Data records
● ● ● ● ●

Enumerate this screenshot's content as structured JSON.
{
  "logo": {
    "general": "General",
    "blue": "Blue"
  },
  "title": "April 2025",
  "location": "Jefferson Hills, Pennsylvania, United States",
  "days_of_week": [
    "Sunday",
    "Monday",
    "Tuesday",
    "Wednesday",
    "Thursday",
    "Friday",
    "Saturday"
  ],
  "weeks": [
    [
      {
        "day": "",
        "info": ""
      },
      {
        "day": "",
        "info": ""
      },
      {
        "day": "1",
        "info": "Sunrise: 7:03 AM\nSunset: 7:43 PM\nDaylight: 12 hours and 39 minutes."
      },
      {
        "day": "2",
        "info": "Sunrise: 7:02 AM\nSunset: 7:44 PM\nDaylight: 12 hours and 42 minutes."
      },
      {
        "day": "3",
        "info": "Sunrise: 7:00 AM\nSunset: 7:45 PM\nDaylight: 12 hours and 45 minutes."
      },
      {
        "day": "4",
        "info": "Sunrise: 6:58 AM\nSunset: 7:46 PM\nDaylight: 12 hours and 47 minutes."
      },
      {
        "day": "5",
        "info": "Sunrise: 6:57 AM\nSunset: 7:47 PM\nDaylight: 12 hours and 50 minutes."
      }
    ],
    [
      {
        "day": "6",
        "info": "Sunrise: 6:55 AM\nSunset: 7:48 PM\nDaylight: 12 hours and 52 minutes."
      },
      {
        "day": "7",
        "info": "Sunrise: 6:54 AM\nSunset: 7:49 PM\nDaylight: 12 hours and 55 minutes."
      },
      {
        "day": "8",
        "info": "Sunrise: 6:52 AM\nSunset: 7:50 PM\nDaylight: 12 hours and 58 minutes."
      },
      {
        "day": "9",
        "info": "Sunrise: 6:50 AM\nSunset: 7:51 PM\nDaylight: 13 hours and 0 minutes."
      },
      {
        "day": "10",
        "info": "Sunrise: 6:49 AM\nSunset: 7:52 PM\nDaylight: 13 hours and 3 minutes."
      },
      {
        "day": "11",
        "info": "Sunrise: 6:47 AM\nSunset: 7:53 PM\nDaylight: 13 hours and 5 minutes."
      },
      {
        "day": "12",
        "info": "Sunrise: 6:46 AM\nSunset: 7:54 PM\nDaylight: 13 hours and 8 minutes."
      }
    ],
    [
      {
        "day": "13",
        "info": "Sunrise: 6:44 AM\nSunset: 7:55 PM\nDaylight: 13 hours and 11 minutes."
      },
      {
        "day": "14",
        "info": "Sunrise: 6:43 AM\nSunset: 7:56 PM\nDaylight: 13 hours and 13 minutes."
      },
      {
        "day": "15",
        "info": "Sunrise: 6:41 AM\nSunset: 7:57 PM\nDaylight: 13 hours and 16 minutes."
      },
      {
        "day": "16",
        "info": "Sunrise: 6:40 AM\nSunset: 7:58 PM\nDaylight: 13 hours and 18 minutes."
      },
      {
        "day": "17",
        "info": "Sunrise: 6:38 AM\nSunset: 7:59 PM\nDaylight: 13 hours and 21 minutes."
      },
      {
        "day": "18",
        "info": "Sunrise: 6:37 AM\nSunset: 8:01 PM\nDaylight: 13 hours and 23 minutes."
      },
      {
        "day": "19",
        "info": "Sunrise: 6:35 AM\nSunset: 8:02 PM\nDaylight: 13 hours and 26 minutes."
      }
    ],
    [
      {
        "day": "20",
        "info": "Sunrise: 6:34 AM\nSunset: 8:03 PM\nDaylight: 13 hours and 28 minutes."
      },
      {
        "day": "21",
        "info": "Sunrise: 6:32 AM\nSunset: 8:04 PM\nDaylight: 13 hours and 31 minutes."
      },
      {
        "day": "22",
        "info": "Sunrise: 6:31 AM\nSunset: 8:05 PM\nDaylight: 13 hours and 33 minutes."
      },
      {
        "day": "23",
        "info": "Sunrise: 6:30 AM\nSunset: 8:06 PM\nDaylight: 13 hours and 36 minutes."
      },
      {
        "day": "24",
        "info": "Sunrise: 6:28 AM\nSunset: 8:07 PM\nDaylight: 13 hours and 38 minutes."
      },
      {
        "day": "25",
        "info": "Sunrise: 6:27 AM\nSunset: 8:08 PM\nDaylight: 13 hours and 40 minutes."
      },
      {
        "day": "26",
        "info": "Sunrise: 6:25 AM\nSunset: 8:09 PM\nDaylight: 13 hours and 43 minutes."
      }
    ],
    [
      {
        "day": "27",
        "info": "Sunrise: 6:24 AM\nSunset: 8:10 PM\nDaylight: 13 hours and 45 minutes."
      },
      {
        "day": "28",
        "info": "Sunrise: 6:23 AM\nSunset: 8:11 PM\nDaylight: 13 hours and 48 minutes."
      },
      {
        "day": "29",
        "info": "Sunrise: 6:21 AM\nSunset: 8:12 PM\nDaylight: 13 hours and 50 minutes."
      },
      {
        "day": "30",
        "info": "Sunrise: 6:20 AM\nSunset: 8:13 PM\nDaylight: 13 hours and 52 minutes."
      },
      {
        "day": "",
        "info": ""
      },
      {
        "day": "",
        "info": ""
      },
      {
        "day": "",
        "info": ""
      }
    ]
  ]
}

● ● ● ● ●

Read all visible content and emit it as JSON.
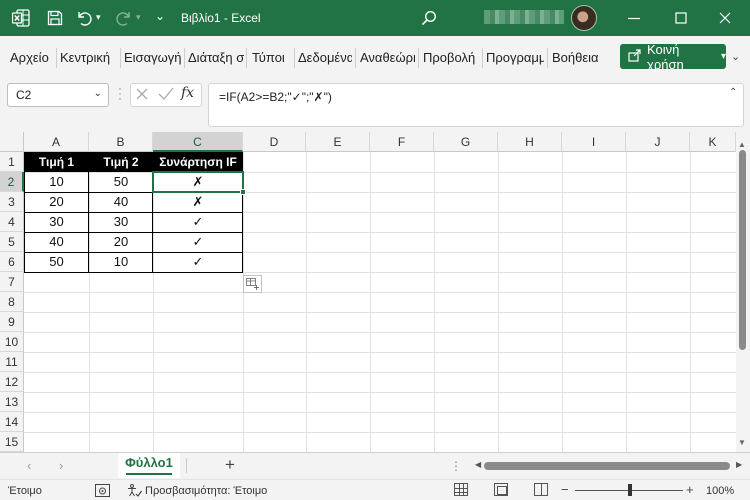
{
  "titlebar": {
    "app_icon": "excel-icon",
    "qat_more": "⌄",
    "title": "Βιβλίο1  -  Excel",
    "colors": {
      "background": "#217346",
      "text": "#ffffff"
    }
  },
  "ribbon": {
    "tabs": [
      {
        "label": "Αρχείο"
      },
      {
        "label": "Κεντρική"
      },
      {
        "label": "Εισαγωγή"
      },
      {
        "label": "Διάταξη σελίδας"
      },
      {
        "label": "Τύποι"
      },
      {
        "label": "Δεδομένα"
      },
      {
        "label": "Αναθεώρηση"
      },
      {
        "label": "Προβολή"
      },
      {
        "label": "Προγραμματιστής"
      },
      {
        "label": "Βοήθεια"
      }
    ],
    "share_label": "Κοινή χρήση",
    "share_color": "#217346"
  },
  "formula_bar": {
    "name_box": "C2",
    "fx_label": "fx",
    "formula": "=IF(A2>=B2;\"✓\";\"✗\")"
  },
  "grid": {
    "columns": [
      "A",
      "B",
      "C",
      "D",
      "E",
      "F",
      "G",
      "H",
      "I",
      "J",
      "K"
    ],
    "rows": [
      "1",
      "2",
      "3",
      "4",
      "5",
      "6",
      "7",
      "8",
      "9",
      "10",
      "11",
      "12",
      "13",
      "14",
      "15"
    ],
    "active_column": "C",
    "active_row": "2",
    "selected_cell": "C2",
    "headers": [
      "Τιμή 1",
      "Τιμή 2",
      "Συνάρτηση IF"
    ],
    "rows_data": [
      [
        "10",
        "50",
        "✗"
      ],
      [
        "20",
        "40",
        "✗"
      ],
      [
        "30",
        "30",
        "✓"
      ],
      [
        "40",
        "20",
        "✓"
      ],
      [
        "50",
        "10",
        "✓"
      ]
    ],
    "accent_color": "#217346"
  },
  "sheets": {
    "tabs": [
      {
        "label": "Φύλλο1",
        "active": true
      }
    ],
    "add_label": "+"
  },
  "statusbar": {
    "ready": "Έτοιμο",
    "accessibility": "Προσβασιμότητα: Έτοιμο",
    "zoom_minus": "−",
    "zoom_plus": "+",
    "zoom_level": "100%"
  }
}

● ● ● ● ●

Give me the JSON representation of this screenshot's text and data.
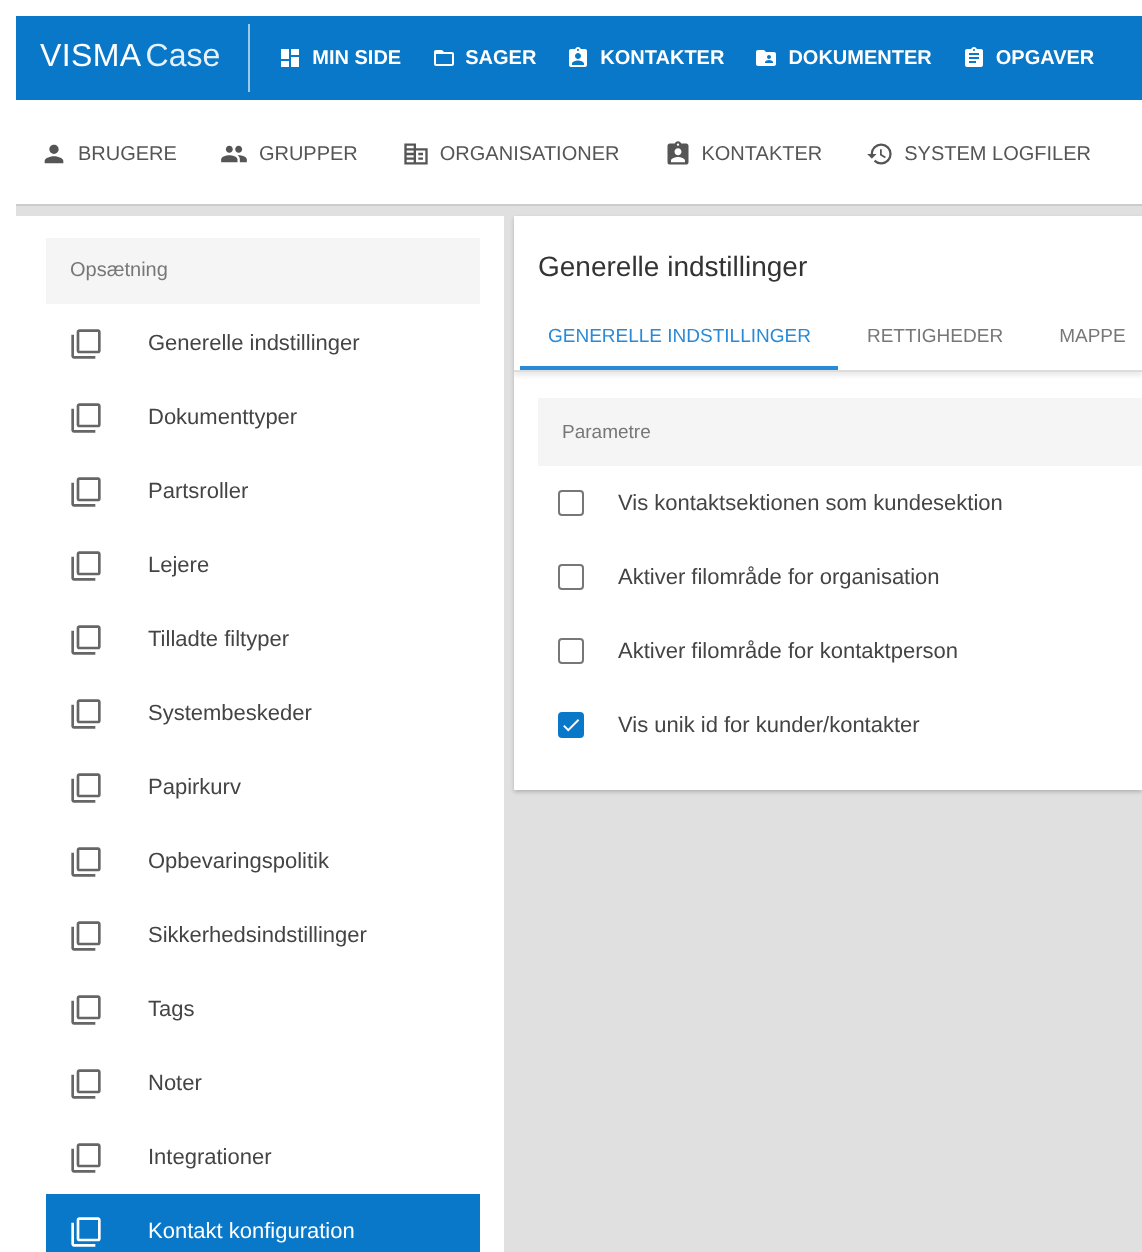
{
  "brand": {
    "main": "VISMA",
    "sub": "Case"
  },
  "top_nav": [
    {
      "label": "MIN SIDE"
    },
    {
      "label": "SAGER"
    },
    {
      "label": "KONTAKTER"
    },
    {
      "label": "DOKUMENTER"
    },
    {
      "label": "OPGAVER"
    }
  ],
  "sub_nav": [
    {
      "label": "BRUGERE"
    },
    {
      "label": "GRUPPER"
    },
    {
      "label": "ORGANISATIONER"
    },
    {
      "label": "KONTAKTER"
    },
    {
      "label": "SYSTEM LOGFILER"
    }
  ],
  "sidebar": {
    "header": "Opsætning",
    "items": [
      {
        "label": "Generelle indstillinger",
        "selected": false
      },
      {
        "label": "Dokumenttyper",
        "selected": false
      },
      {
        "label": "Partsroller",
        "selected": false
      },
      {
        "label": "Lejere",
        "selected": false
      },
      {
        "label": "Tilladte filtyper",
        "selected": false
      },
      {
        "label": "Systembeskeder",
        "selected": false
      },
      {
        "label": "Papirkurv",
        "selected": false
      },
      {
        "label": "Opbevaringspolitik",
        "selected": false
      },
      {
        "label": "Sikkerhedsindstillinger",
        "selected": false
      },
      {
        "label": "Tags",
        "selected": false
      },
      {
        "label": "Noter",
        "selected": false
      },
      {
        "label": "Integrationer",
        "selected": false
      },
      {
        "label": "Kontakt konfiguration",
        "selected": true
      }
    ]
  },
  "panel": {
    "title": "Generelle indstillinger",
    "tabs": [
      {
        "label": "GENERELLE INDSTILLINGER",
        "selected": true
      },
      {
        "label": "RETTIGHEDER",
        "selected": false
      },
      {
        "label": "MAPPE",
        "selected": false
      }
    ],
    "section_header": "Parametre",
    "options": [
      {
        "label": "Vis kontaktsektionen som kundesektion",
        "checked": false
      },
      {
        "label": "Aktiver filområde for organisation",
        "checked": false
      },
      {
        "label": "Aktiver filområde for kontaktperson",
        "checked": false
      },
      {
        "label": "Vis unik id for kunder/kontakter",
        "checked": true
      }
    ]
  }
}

● ● ● ● ●

* [Written exercise] Using the records above, find and show each line with the string "screenshot".

* [Solution to this problem]
Enumerate this screenshot's content as structured JSON.
Give me the JSON representation of this screenshot's text and data.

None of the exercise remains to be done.